SET EXERCISE
Return every line of the data below unchanged.

SUPPLIED ENTRIES
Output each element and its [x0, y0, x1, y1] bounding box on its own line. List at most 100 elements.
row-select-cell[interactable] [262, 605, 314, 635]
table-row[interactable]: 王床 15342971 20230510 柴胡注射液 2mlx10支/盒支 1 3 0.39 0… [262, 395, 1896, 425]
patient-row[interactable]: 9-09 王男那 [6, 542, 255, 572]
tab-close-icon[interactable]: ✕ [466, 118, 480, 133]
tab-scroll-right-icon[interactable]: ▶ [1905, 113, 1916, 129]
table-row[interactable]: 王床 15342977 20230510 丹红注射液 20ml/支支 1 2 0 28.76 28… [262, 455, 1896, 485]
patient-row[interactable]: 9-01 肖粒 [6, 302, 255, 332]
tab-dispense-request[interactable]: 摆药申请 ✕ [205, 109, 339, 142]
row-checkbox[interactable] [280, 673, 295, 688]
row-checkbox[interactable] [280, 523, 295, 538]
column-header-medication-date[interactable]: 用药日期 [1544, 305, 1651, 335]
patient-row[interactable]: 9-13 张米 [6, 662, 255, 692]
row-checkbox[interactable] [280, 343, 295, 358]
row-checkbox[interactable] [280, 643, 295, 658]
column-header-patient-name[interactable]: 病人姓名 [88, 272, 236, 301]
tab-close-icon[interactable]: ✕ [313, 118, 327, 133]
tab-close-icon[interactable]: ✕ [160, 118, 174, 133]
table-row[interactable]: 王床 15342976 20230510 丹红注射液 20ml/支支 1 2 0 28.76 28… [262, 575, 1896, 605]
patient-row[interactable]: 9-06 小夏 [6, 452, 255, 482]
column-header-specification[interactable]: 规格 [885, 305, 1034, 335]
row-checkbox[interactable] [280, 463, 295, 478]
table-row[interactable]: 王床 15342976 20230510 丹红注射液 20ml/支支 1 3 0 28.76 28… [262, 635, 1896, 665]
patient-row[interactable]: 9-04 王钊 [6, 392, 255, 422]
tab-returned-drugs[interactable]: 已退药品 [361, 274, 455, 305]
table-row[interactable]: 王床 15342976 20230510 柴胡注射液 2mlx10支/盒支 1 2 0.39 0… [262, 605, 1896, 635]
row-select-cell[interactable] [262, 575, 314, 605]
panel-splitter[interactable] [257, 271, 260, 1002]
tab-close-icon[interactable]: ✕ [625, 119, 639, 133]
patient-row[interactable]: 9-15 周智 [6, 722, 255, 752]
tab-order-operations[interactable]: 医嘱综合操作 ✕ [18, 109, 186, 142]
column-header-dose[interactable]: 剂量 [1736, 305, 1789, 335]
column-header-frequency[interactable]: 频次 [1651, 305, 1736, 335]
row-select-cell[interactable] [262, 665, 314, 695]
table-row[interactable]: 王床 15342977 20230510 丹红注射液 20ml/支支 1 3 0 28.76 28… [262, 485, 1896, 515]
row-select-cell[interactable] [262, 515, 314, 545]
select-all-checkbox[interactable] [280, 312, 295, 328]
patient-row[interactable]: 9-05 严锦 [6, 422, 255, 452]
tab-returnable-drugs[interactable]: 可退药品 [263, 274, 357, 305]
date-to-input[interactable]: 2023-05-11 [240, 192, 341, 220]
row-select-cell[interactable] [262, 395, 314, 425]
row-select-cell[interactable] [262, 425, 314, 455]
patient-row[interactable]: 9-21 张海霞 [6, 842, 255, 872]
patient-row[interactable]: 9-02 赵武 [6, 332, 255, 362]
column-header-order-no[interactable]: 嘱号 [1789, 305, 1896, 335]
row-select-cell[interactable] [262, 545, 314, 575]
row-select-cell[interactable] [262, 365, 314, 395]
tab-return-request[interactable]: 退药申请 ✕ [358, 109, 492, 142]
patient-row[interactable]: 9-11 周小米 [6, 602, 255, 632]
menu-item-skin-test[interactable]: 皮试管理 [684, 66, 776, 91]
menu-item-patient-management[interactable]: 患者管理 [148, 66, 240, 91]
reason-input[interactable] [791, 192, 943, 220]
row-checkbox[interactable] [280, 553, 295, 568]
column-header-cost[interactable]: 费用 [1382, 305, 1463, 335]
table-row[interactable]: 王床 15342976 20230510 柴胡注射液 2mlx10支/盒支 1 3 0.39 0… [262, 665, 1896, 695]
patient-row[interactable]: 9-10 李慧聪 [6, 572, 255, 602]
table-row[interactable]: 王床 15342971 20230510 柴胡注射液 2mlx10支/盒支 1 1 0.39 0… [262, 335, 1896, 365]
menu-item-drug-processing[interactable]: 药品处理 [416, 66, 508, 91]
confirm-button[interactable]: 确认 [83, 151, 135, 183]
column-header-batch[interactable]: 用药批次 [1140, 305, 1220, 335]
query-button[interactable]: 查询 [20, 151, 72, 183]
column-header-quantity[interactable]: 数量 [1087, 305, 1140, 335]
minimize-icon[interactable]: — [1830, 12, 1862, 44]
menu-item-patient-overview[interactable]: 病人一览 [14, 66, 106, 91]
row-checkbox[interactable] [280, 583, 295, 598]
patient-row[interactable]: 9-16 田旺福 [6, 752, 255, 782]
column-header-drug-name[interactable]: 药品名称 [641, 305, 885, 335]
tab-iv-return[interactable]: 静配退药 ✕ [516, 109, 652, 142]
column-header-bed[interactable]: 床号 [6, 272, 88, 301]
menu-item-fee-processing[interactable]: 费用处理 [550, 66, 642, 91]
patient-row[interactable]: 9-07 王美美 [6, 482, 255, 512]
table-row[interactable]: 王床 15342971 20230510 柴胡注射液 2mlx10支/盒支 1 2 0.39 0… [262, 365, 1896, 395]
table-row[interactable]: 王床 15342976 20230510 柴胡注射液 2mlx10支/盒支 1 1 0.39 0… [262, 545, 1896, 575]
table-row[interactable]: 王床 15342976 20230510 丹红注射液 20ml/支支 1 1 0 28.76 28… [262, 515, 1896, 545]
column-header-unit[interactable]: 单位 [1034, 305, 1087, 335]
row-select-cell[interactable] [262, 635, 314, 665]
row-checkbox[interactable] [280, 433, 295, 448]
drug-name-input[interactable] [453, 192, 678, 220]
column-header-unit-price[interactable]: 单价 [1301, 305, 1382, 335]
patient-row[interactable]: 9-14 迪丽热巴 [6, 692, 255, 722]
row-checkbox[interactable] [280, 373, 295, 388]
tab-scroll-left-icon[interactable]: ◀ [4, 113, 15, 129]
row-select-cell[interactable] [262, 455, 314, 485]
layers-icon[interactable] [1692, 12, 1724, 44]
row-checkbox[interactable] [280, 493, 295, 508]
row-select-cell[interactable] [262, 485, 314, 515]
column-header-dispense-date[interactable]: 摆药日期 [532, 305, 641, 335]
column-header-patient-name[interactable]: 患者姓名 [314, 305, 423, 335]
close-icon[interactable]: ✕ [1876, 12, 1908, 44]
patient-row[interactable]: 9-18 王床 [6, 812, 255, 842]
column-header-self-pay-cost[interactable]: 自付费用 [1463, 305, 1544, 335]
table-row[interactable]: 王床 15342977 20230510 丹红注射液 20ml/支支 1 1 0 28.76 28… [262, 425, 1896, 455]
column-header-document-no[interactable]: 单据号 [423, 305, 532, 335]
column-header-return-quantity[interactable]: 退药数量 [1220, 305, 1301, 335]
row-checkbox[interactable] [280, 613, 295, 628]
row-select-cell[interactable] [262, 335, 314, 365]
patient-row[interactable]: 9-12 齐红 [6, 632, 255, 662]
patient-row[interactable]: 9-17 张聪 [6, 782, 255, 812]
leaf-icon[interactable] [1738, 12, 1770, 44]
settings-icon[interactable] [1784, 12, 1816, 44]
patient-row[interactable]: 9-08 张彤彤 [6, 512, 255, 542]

CORRECT OUTPUT
Output each element and its [x0, y0, x1, y1] bounding box on its own line. List at most 100 elements.
row-select-cell[interactable] [262, 605, 314, 635]
table-row[interactable]: 王床 15342971 20230510 柴胡注射液 2mlx10支/盒支 1 3 0.39 0… [262, 395, 1896, 425]
patient-row[interactable]: 9-09 王男那 [6, 542, 255, 572]
tab-close-icon[interactable]: ✕ [466, 118, 480, 133]
tab-scroll-right-icon[interactable]: ▶ [1905, 113, 1916, 129]
table-row[interactable]: 王床 15342977 20230510 丹红注射液 20ml/支支 1 2 0 28.76 28… [262, 455, 1896, 485]
patient-row[interactable]: 9-01 肖粒 [6, 302, 255, 332]
tab-dispense-request[interactable]: 摆药申请 ✕ [205, 109, 339, 142]
row-checkbox[interactable] [280, 673, 295, 688]
row-checkbox[interactable] [280, 523, 295, 538]
column-header-medication-date[interactable]: 用药日期 [1544, 305, 1651, 335]
patient-row[interactable]: 9-13 张米 [6, 662, 255, 692]
row-checkbox[interactable] [280, 343, 295, 358]
row-checkbox[interactable] [280, 643, 295, 658]
column-header-patient-name[interactable]: 病人姓名 [88, 272, 236, 301]
tab-close-icon[interactable]: ✕ [313, 118, 327, 133]
tab-close-icon[interactable]: ✕ [160, 118, 174, 133]
table-row[interactable]: 王床 15342976 20230510 丹红注射液 20ml/支支 1 2 0 28.76 28… [262, 575, 1896, 605]
patient-row[interactable]: 9-06 小夏 [6, 452, 255, 482]
column-header-specification[interactable]: 规格 [885, 305, 1034, 335]
row-checkbox[interactable] [280, 463, 295, 478]
table-row[interactable]: 王床 15342976 20230510 丹红注射液 20ml/支支 1 3 0 28.76 28… [262, 635, 1896, 665]
patient-row[interactable]: 9-04 王钊 [6, 392, 255, 422]
tab-returned-drugs[interactable]: 已退药品 [361, 274, 455, 305]
table-row[interactable]: 王床 15342976 20230510 柴胡注射液 2mlx10支/盒支 1 2 0.39 0… [262, 605, 1896, 635]
row-select-cell[interactable] [262, 575, 314, 605]
panel-splitter[interactable] [257, 271, 260, 1002]
tab-close-icon[interactable]: ✕ [625, 119, 639, 133]
patient-row[interactable]: 9-15 周智 [6, 722, 255, 752]
tab-order-operations[interactable]: 医嘱综合操作 ✕ [18, 109, 186, 142]
column-header-dose[interactable]: 剂量 [1736, 305, 1789, 335]
column-header-frequency[interactable]: 频次 [1651, 305, 1736, 335]
row-select-cell[interactable] [262, 665, 314, 695]
table-row[interactable]: 王床 15342977 20230510 丹红注射液 20ml/支支 1 3 0 28.76 28… [262, 485, 1896, 515]
row-select-cell[interactable] [262, 515, 314, 545]
select-all-checkbox[interactable] [280, 312, 295, 328]
patient-row[interactable]: 9-05 严锦 [6, 422, 255, 452]
tab-returnable-drugs[interactable]: 可退药品 [263, 274, 357, 305]
date-to-input[interactable]: 2023-05-11 [240, 192, 341, 220]
row-select-cell[interactable] [262, 395, 314, 425]
row-select-cell[interactable] [262, 425, 314, 455]
patient-row[interactable]: 9-21 张海霞 [6, 842, 255, 872]
patient-row[interactable]: 9-02 赵武 [6, 332, 255, 362]
column-header-order-no[interactable]: 嘱号 [1789, 305, 1896, 335]
row-select-cell[interactable] [262, 545, 314, 575]
row-select-cell[interactable] [262, 365, 314, 395]
tab-return-request[interactable]: 退药申请 ✕ [358, 109, 492, 142]
patient-row[interactable]: 9-11 周小米 [6, 602, 255, 632]
menu-item-skin-test[interactable]: 皮试管理 [684, 66, 776, 91]
menu-item-patient-management[interactable]: 患者管理 [148, 66, 240, 91]
reason-input[interactable] [791, 192, 943, 220]
row-checkbox[interactable] [280, 553, 295, 568]
column-header-cost[interactable]: 费用 [1382, 305, 1463, 335]
table-row[interactable]: 王床 15342976 20230510 柴胡注射液 2mlx10支/盒支 1 3 0.39 0… [262, 665, 1896, 695]
patient-row[interactable]: 9-10 李慧聪 [6, 572, 255, 602]
table-row[interactable]: 王床 15342971 20230510 柴胡注射液 2mlx10支/盒支 1 1 0.39 0… [262, 335, 1896, 365]
menu-item-drug-processing[interactable]: 药品处理 [416, 66, 508, 91]
confirm-button[interactable]: 确认 [83, 151, 135, 183]
column-header-batch[interactable]: 用药批次 [1140, 305, 1220, 335]
query-button[interactable]: 查询 [20, 151, 72, 183]
column-header-quantity[interactable]: 数量 [1087, 305, 1140, 335]
minimize-icon[interactable]: — [1830, 12, 1862, 44]
menu-item-patient-overview[interactable]: 病人一览 [14, 66, 106, 91]
row-checkbox[interactable] [280, 583, 295, 598]
patient-row[interactable]: 9-16 田旺福 [6, 752, 255, 782]
column-header-drug-name[interactable]: 药品名称 [641, 305, 885, 335]
tab-iv-return[interactable]: 静配退药 ✕ [516, 109, 652, 142]
column-header-bed[interactable]: 床号 [6, 272, 88, 301]
menu-item-fee-processing[interactable]: 费用处理 [550, 66, 642, 91]
patient-row[interactable]: 9-07 王美美 [6, 482, 255, 512]
table-row[interactable]: 王床 15342971 20230510 柴胡注射液 2mlx10支/盒支 1 2 0.39 0… [262, 365, 1896, 395]
table-row[interactable]: 王床 15342976 20230510 柴胡注射液 2mlx10支/盒支 1 1 0.39 0… [262, 545, 1896, 575]
table-row[interactable]: 王床 15342976 20230510 丹红注射液 20ml/支支 1 1 0 28.76 28… [262, 515, 1896, 545]
column-header-unit[interactable]: 单位 [1034, 305, 1087, 335]
row-select-cell[interactable] [262, 635, 314, 665]
row-checkbox[interactable] [280, 433, 295, 448]
drug-name-input[interactable] [453, 192, 678, 220]
column-header-unit-price[interactable]: 单价 [1301, 305, 1382, 335]
patient-row[interactable]: 9-14 迪丽热巴 [6, 692, 255, 722]
row-checkbox[interactable] [280, 373, 295, 388]
tab-scroll-left-icon[interactable]: ◀ [4, 113, 15, 129]
row-select-cell[interactable] [262, 455, 314, 485]
layers-icon[interactable] [1692, 12, 1724, 44]
row-checkbox[interactable] [280, 493, 295, 508]
row-select-cell[interactable] [262, 485, 314, 515]
column-header-dispense-date[interactable]: 摆药日期 [532, 305, 641, 335]
column-header-patient-name[interactable]: 患者姓名 [314, 305, 423, 335]
close-icon[interactable]: ✕ [1876, 12, 1908, 44]
patient-row[interactable]: 9-18 王床 [6, 812, 255, 842]
column-header-self-pay-cost[interactable]: 自付费用 [1463, 305, 1544, 335]
table-row[interactable]: 王床 15342977 20230510 丹红注射液 20ml/支支 1 1 0 28.76 28… [262, 425, 1896, 455]
column-header-document-no[interactable]: 单据号 [423, 305, 532, 335]
column-header-return-quantity[interactable]: 退药数量 [1220, 305, 1301, 335]
row-checkbox[interactable] [280, 613, 295, 628]
row-select-cell[interactable] [262, 335, 314, 365]
patient-row[interactable]: 9-12 齐红 [6, 632, 255, 662]
patient-row[interactable]: 9-17 张聪 [6, 782, 255, 812]
leaf-icon[interactable] [1738, 12, 1770, 44]
settings-icon[interactable] [1784, 12, 1816, 44]
patient-row[interactable]: 9-08 张彤彤 [6, 512, 255, 542]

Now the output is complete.